• _GOAL_
Take the line containing "Enumerate this screenshot's" and all lines after it to the end of the records, and output them exactly.

• _THE DATA_
________________________

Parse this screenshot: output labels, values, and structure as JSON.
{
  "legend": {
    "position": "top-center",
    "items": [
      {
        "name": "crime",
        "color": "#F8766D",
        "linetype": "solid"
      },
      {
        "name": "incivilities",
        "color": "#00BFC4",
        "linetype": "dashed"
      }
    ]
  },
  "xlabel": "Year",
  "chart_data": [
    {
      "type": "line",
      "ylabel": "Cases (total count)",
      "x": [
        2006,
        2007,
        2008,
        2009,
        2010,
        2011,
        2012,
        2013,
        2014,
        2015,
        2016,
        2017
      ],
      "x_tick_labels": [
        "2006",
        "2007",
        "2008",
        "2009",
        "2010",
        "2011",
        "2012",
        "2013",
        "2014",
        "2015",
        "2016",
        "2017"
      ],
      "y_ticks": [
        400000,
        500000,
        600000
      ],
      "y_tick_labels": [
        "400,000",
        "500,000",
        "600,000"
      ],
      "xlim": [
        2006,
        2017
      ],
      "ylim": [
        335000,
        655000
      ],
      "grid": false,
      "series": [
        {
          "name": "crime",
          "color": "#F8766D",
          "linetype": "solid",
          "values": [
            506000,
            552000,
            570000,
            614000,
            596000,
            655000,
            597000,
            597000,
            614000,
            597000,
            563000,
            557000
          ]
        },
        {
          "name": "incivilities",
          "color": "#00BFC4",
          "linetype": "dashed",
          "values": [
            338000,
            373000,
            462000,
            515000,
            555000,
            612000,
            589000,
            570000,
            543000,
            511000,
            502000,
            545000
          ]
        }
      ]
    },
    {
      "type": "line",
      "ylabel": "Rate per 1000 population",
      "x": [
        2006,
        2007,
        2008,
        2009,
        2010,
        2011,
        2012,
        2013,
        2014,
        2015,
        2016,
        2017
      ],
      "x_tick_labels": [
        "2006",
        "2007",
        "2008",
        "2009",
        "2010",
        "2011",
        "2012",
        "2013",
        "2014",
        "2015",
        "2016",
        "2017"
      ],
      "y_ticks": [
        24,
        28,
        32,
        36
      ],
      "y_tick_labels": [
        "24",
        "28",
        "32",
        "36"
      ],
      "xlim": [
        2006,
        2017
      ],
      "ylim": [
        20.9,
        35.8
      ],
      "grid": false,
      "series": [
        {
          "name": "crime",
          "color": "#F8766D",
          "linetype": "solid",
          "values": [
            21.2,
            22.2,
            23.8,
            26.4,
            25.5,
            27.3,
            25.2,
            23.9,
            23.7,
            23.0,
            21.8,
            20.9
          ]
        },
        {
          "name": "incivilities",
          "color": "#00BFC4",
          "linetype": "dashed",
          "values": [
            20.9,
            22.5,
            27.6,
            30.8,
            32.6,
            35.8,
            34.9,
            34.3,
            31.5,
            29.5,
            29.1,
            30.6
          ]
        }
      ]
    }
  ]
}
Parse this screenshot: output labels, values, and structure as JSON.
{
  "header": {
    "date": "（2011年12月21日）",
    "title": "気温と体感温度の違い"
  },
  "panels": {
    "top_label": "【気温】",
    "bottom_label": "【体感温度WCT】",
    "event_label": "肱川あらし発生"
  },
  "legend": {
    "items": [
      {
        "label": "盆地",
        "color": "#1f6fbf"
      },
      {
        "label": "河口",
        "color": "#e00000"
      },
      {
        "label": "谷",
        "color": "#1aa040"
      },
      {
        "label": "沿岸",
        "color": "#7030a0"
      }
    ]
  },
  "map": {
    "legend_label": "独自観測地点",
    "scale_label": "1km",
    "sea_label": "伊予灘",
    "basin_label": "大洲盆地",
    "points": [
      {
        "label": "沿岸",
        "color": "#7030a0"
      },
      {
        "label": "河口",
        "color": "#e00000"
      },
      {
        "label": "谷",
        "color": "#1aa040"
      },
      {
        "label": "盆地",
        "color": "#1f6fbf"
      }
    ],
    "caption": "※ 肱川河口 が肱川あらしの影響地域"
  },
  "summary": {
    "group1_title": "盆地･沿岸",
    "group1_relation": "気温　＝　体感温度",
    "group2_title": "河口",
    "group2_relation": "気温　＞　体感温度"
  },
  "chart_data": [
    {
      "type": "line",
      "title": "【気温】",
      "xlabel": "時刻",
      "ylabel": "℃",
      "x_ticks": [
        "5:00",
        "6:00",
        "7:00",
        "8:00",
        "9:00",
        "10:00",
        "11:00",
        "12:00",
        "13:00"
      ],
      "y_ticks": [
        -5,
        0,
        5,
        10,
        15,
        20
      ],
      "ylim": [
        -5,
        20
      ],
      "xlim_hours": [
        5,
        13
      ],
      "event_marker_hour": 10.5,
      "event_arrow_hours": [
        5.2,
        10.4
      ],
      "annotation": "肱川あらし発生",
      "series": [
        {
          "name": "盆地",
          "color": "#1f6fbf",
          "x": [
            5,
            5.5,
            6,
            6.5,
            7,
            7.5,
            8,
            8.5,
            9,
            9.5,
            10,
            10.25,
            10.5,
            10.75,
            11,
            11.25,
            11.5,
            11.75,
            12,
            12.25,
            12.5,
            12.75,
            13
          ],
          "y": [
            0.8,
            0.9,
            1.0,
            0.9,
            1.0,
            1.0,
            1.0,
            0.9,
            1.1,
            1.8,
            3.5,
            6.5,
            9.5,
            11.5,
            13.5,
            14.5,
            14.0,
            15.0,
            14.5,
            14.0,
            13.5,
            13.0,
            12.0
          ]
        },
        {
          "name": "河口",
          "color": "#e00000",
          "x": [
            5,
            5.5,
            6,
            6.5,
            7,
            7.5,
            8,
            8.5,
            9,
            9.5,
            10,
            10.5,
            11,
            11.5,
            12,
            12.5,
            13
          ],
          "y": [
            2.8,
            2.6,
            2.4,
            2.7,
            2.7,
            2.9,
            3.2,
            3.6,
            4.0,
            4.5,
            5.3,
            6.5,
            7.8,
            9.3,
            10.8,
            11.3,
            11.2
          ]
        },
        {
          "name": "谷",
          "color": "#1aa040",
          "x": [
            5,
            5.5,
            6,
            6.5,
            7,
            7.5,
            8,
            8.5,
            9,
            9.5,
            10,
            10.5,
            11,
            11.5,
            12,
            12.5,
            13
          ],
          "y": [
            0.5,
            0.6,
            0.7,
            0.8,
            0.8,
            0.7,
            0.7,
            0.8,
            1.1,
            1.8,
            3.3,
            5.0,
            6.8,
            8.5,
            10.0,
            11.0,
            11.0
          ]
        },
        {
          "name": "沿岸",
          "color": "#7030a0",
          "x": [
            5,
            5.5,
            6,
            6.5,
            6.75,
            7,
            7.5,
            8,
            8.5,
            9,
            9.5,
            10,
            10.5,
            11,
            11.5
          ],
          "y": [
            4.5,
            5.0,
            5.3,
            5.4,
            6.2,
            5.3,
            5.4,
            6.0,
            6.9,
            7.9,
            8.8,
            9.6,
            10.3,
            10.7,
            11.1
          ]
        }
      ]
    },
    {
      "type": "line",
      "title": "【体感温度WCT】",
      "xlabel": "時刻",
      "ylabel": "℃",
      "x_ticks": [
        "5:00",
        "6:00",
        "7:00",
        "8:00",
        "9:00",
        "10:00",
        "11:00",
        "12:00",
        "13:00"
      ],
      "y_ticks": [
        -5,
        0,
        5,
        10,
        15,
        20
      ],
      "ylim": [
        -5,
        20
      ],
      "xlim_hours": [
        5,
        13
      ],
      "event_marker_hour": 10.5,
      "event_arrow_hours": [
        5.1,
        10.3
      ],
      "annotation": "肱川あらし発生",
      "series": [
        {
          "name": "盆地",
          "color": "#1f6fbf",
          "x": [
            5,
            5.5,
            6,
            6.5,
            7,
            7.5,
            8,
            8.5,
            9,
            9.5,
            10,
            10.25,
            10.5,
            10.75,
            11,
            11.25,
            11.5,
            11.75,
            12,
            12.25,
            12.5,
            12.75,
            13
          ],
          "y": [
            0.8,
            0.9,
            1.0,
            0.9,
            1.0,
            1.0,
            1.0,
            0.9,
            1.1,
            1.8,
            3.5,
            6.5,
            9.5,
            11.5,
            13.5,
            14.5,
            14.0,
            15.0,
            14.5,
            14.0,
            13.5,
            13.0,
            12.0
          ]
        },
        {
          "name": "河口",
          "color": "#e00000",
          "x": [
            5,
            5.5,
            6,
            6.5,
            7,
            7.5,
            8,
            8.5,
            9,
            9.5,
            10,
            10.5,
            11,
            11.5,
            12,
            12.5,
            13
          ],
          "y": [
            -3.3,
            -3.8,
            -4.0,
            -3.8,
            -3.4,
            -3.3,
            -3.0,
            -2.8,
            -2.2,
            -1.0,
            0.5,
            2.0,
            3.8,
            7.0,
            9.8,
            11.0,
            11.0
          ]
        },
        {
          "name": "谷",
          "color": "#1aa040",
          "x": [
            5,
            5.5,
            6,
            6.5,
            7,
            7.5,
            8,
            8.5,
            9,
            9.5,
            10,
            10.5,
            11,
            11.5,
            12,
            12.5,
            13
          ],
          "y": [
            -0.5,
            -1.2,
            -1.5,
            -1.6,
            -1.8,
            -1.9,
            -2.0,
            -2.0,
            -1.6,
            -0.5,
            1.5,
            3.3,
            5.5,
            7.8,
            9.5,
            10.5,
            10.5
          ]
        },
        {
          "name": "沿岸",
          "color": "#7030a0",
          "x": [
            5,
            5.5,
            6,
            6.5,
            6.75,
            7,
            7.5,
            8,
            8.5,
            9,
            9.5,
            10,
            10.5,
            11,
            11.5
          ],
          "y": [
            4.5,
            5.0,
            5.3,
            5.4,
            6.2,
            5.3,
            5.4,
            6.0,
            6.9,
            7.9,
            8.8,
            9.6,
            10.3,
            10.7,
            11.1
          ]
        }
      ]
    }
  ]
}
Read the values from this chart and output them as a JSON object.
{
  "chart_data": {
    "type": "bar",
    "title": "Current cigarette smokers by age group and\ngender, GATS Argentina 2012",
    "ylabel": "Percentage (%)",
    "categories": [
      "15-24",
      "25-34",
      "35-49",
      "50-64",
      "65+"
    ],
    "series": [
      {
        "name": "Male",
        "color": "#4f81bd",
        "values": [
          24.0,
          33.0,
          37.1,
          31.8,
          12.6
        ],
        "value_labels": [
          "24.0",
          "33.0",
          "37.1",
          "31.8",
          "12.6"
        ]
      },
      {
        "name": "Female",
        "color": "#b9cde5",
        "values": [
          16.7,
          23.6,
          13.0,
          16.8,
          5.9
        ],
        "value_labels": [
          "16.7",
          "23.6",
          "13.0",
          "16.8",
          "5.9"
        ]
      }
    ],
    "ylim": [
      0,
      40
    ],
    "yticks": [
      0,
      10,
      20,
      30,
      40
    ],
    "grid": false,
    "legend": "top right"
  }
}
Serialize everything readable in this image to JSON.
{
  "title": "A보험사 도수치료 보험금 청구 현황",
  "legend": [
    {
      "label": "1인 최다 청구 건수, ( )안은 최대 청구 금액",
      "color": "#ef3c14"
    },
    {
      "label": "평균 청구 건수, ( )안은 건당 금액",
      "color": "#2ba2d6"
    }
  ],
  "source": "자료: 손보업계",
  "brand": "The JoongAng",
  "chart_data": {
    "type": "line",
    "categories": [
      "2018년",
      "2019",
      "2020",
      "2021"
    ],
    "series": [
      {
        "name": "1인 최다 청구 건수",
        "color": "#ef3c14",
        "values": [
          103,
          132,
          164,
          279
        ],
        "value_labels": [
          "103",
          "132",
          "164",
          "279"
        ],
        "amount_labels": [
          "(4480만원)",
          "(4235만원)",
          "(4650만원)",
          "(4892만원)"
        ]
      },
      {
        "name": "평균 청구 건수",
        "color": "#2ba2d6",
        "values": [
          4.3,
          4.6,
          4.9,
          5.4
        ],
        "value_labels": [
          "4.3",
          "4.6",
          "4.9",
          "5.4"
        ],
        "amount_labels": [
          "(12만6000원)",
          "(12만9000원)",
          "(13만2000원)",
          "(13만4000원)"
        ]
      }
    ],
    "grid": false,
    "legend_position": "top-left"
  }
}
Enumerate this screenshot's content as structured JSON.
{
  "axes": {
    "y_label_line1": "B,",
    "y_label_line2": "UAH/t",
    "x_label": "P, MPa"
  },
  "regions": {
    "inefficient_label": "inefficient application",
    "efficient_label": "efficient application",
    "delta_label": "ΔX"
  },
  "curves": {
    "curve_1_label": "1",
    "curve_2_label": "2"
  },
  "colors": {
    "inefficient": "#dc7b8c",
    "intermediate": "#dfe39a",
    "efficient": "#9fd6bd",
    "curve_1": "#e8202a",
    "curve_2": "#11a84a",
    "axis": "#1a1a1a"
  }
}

________________________

• _EXERCISE RESPONSE_
Enumerate this screenshot's content as structured JSON.
{
  "axes": {
    "y_label_line1": "B,",
    "y_label_line2": "UAH/t",
    "x_label": "P, MPa"
  },
  "regions": {
    "inefficient_label": "inefficient application",
    "efficient_label": "efficient application",
    "delta_label": "ΔX"
  },
  "curves": {
    "curve_1_label": "1",
    "curve_2_label": "2"
  },
  "colors": {
    "inefficient": "#dc7b8c",
    "intermediate": "#dfe39a",
    "efficient": "#9fd6bd",
    "curve_1": "#e8202a",
    "curve_2": "#11a84a",
    "axis": "#1a1a1a"
  }
}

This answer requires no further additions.